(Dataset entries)
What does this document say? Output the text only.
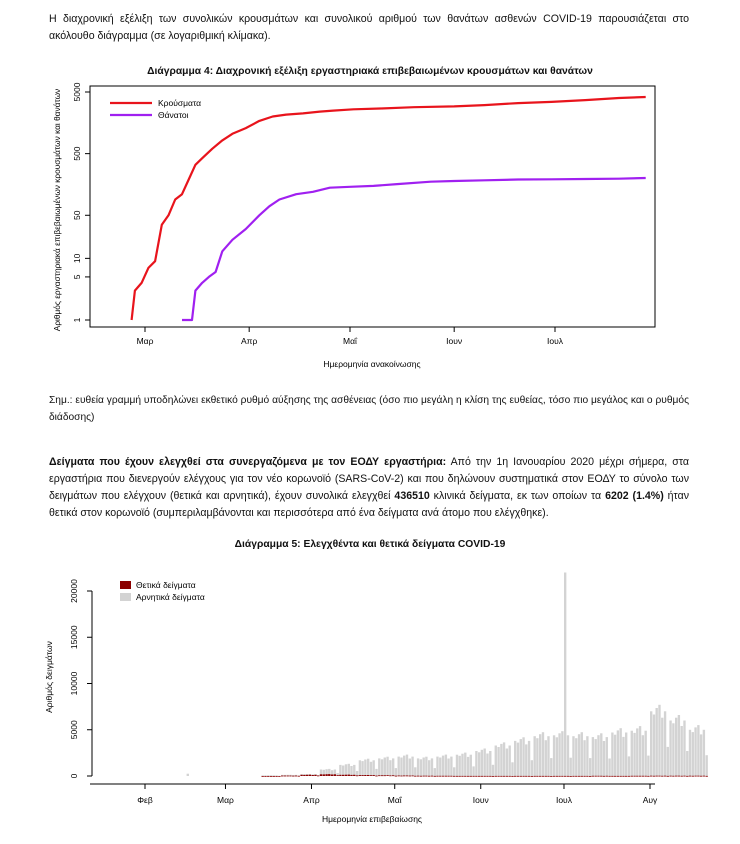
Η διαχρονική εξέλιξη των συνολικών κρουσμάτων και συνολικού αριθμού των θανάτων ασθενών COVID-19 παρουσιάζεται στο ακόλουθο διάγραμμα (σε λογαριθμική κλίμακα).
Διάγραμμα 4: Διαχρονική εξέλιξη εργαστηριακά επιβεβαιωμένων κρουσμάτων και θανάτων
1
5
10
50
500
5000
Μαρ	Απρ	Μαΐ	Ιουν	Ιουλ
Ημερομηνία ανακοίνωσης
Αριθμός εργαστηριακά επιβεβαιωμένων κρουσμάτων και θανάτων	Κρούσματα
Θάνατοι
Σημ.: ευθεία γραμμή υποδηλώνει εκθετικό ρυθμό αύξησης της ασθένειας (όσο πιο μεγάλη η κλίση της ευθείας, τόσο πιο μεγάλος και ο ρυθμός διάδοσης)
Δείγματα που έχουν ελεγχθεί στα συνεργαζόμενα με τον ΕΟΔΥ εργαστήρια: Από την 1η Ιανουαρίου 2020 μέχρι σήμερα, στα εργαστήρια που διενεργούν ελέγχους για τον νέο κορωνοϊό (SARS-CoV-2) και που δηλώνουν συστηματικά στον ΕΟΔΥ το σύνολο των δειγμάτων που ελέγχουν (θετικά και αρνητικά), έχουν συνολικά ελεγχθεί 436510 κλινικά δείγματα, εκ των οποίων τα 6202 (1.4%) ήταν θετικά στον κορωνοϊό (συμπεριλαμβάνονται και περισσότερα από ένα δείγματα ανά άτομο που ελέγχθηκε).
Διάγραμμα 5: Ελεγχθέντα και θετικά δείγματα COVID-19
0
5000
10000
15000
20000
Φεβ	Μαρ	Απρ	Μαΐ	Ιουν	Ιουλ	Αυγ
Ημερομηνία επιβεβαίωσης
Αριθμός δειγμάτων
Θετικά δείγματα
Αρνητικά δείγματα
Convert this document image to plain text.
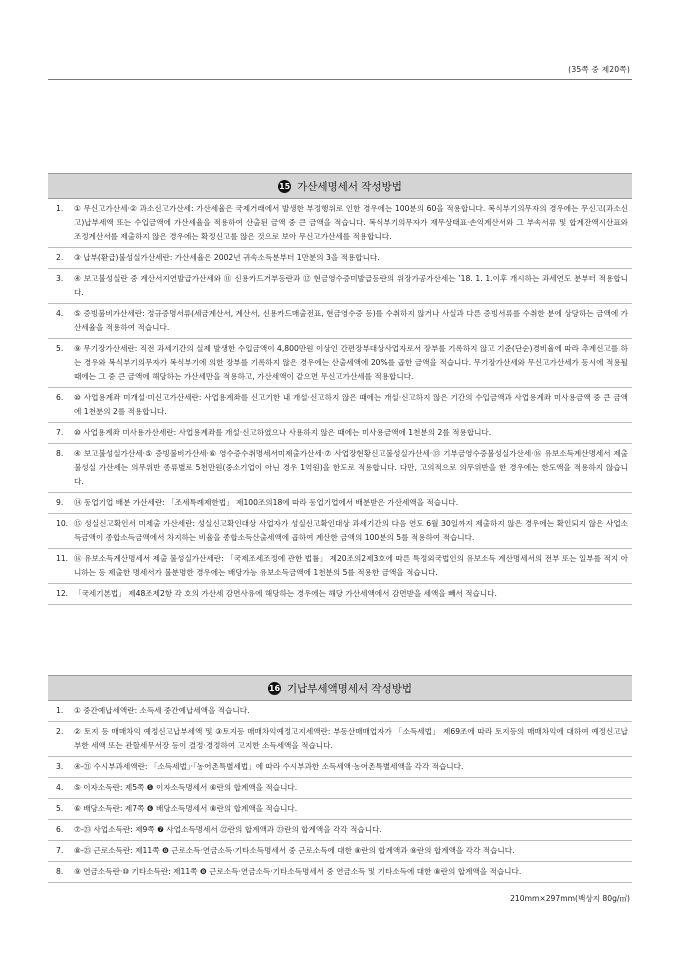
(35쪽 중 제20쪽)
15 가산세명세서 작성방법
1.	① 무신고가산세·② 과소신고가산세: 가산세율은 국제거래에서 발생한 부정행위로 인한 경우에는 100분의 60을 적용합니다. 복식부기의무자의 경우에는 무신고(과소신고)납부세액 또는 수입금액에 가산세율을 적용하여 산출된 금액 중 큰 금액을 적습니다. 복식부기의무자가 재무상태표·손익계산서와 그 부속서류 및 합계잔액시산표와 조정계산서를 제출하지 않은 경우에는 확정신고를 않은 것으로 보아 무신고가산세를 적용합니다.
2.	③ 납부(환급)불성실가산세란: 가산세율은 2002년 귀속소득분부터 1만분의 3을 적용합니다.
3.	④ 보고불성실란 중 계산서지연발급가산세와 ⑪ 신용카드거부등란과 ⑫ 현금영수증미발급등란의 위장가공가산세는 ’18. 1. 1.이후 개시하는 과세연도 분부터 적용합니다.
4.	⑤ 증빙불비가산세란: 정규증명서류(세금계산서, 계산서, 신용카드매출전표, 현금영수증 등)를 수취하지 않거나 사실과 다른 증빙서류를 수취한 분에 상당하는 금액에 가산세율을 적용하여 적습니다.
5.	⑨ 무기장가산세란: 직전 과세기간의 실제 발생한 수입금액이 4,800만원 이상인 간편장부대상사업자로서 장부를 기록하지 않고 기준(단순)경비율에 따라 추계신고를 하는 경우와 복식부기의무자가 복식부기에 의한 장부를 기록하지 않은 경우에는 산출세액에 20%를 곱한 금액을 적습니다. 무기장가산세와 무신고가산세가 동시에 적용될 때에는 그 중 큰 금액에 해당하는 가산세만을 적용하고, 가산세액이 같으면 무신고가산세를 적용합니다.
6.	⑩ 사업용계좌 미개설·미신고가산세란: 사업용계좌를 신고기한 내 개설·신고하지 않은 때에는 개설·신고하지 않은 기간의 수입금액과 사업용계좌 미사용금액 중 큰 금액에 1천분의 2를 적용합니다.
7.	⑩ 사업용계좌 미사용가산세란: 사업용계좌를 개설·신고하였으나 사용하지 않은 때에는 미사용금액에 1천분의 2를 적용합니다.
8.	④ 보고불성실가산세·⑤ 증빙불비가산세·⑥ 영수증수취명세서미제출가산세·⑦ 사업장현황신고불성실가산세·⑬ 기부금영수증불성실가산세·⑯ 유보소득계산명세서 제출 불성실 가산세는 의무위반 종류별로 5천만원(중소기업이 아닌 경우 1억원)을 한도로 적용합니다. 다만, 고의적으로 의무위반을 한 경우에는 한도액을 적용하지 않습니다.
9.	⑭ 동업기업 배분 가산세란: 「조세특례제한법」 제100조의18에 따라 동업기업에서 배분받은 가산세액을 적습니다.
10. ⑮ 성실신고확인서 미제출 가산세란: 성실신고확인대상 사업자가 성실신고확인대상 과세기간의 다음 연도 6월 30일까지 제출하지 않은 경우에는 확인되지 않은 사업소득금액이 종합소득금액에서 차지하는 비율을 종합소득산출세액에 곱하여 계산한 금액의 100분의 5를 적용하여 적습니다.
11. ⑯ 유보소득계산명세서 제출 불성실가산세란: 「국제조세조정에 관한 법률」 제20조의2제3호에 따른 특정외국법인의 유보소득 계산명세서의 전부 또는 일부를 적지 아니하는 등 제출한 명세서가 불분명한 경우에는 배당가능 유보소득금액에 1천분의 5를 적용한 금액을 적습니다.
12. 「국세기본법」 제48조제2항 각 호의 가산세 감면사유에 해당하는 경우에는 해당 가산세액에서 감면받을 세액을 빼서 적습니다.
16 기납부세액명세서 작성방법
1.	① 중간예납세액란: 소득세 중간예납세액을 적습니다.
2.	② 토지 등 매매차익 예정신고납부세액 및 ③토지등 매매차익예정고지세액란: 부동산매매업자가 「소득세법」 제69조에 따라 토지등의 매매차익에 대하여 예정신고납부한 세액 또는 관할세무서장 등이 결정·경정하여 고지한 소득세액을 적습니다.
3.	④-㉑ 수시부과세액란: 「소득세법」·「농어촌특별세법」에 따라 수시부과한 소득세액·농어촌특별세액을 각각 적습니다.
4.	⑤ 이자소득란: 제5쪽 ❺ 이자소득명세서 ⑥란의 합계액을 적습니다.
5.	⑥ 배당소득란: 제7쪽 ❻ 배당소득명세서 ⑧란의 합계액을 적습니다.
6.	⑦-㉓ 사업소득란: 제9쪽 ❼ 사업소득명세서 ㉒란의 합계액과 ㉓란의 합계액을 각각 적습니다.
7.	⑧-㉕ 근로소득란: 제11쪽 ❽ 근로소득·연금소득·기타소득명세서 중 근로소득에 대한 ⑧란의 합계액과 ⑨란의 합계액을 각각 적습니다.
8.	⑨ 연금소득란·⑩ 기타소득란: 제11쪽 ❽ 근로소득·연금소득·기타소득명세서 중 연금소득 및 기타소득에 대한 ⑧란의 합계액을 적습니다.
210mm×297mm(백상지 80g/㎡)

Goal of the exercise: All of the lines above should be retyped precisely, apart from the pictures.

Answer below:
What does this document say? Output the text only.
Η διαχρονική εξέλιξη των συνολικών κρουσμάτων και συνολικού αριθμού των θανάτων ασθενών COVID-19 παρουσιάζεται στο ακόλουθο διάγραμμα (σε λογαριθμική κλίμακα).
Διάγραμμα 4: Διαχρονική εξέλιξη εργαστηριακά επιβεβαιωμένων κρουσμάτων και θανάτων
1
5
10
50
500
5000
Μαρ	Απρ	Μαΐ	Ιουν	Ιουλ
Ημερομηνία ανακοίνωσης
Αριθμός εργαστηριακά επιβεβαιωμένων κρουσμάτων και θανάτων	Κρούσματα
Θάνατοι
Σημ.: ευθεία γραμμή υποδηλώνει εκθετικό ρυθμό αύξησης της ασθένειας (όσο πιο μεγάλη η κλίση της ευθείας, τόσο πιο μεγάλος και ο ρυθμός διάδοσης)
Δείγματα που έχουν ελεγχθεί στα συνεργαζόμενα με τον ΕΟΔΥ εργαστήρια: Από την 1η Ιανουαρίου 2020 μέχρι σήμερα, στα εργαστήρια που διενεργούν ελέγχους για τον νέο κορωνοϊό (SARS-CoV-2) και που δηλώνουν συστηματικά στον ΕΟΔΥ το σύνολο των δειγμάτων που ελέγχουν (θετικά και αρνητικά), έχουν συνολικά ελεγχθεί 436510 κλινικά δείγματα, εκ των οποίων τα 6202 (1.4%) ήταν θετικά στον κορωνοϊό (συμπεριλαμβάνονται και περισσότερα από ένα δείγματα ανά άτομο που ελέγχθηκε).
Διάγραμμα 5: Ελεγχθέντα και θετικά δείγματα COVID-19
0
5000
10000
15000
20000
Φεβ	Μαρ	Απρ	Μαΐ	Ιουν	Ιουλ	Αυγ
Ημερομηνία επιβεβαίωσης
Αριθμός δειγμάτων
Θετικά δείγματα
Αρνητικά δείγματα
Convert this document image to plain text.
(35쪽 중 제20쪽)
15 가산세명세서 작성방법
1.	① 무신고가산세·② 과소신고가산세: 가산세율은 국제거래에서 발생한 부정행위로 인한 경우에는 100분의 60을 적용합니다. 복식부기의무자의 경우에는 무신고(과소신고)납부세액 또는 수입금액에 가산세율을 적용하여 산출된 금액 중 큰 금액을 적습니다. 복식부기의무자가 재무상태표·손익계산서와 그 부속서류 및 합계잔액시산표와 조정계산서를 제출하지 않은 경우에는 확정신고를 않은 것으로 보아 무신고가산세를 적용합니다.
2.	③ 납부(환급)불성실가산세란: 가산세율은 2002년 귀속소득분부터 1만분의 3을 적용합니다.
3.	④ 보고불성실란 중 계산서지연발급가산세와 ⑪ 신용카드거부등란과 ⑫ 현금영수증미발급등란의 위장가공가산세는 ’18. 1. 1.이후 개시하는 과세연도 분부터 적용합니다.
4.	⑤ 증빙불비가산세란: 정규증명서류(세금계산서, 계산서, 신용카드매출전표, 현금영수증 등)를 수취하지 않거나 사실과 다른 증빙서류를 수취한 분에 상당하는 금액에 가산세율을 적용하여 적습니다.
5.	⑨ 무기장가산세란: 직전 과세기간의 실제 발생한 수입금액이 4,800만원 이상인 간편장부대상사업자로서 장부를 기록하지 않고 기준(단순)경비율에 따라 추계신고를 하는 경우와 복식부기의무자가 복식부기에 의한 장부를 기록하지 않은 경우에는 산출세액에 20%를 곱한 금액을 적습니다. 무기장가산세와 무신고가산세가 동시에 적용될 때에는 그 중 큰 금액에 해당하는 가산세만을 적용하고, 가산세액이 같으면 무신고가산세를 적용합니다.
6.	⑩ 사업용계좌 미개설·미신고가산세란: 사업용계좌를 신고기한 내 개설·신고하지 않은 때에는 개설·신고하지 않은 기간의 수입금액과 사업용계좌 미사용금액 중 큰 금액에 1천분의 2를 적용합니다.
7.	⑩ 사업용계좌 미사용가산세란: 사업용계좌를 개설·신고하였으나 사용하지 않은 때에는 미사용금액에 1천분의 2를 적용합니다.
8.	④ 보고불성실가산세·⑤ 증빙불비가산세·⑥ 영수증수취명세서미제출가산세·⑦ 사업장현황신고불성실가산세·⑬ 기부금영수증불성실가산세·⑯ 유보소득계산명세서 제출 불성실 가산세는 의무위반 종류별로 5천만원(중소기업이 아닌 경우 1억원)을 한도로 적용합니다. 다만, 고의적으로 의무위반을 한 경우에는 한도액을 적용하지 않습니다.
9.	⑭ 동업기업 배분 가산세란: 「조세특례제한법」 제100조의18에 따라 동업기업에서 배분받은 가산세액을 적습니다.
10. ⑮ 성실신고확인서 미제출 가산세란: 성실신고확인대상 사업자가 성실신고확인대상 과세기간의 다음 연도 6월 30일까지 제출하지 않은 경우에는 확인되지 않은 사업소득금액이 종합소득금액에서 차지하는 비율을 종합소득산출세액에 곱하여 계산한 금액의 100분의 5를 적용하여 적습니다.
11. ⑯ 유보소득계산명세서 제출 불성실가산세란: 「국제조세조정에 관한 법률」 제20조의2제3호에 따른 특정외국법인의 유보소득 계산명세서의 전부 또는 일부를 적지 아니하는 등 제출한 명세서가 불분명한 경우에는 배당가능 유보소득금액에 1천분의 5를 적용한 금액을 적습니다.
12. 「국세기본법」 제48조제2항 각 호의 가산세 감면사유에 해당하는 경우에는 해당 가산세액에서 감면받을 세액을 빼서 적습니다.
16 기납부세액명세서 작성방법
1.	① 중간예납세액란: 소득세 중간예납세액을 적습니다.
2.	② 토지 등 매매차익 예정신고납부세액 및 ③토지등 매매차익예정고지세액란: 부동산매매업자가 「소득세법」 제69조에 따라 토지등의 매매차익에 대하여 예정신고납부한 세액 또는 관할세무서장 등이 결정·경정하여 고지한 소득세액을 적습니다.
3.	④-㉑ 수시부과세액란: 「소득세법」·「농어촌특별세법」에 따라 수시부과한 소득세액·농어촌특별세액을 각각 적습니다.
4.	⑤ 이자소득란: 제5쪽 ❺ 이자소득명세서 ⑥란의 합계액을 적습니다.
5.	⑥ 배당소득란: 제7쪽 ❻ 배당소득명세서 ⑧란의 합계액을 적습니다.
6.	⑦-㉓ 사업소득란: 제9쪽 ❼ 사업소득명세서 ㉒란의 합계액과 ㉓란의 합계액을 각각 적습니다.
7.	⑧-㉕ 근로소득란: 제11쪽 ❽ 근로소득·연금소득·기타소득명세서 중 근로소득에 대한 ⑧란의 합계액과 ⑨란의 합계액을 각각 적습니다.
8.	⑨ 연금소득란·⑩ 기타소득란: 제11쪽 ❽ 근로소득·연금소득·기타소득명세서 중 연금소득 및 기타소득에 대한 ⑧란의 합계액을 적습니다.
210mm×297mm(백상지 80g/㎡)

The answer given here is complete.